Objective: Take each line containing the word "time" and copy it.

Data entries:

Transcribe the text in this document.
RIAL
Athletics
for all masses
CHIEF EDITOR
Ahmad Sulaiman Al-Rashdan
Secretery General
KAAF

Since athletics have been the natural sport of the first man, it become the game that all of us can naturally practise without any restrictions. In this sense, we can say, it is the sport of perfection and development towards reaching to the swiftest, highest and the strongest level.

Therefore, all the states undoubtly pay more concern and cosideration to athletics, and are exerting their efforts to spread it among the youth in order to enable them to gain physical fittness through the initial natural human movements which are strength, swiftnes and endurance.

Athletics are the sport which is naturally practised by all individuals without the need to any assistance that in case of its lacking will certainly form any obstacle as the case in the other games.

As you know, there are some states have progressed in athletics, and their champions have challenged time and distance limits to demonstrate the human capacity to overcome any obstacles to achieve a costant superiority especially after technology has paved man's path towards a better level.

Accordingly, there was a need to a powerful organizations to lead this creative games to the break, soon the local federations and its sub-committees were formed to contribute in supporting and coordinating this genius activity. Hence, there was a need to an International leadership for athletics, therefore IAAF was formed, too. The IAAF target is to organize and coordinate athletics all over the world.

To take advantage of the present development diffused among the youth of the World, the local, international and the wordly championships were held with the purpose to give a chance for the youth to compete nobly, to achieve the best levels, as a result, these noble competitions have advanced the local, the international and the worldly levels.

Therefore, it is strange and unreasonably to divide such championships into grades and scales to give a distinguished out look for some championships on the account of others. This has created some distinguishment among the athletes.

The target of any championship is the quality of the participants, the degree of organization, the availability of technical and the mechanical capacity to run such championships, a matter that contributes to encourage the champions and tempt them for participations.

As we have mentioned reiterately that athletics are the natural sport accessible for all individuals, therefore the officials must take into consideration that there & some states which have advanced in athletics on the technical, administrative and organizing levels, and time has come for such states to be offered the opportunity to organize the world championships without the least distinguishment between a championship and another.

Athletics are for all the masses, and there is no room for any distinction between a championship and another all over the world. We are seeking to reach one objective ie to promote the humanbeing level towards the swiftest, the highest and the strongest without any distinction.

Written answer:
As you know, there are some states have progressed in athletics, and their champions have challenged time and distance limits to demonstrate the human capacity to overcome any obstacles to achieve a costant superiority especially after technology has paved man's path towards a better level.
As we have mentioned reiterately that athletics are the natural sport accessible for all individuals, therefore the officials must take into consideration that there & some states which have advanced in athletics on the technical, administrative and organizing levels, and time has come for such states to be offered the opportunity to organize the world championships without the least distinguishment between a championship and another.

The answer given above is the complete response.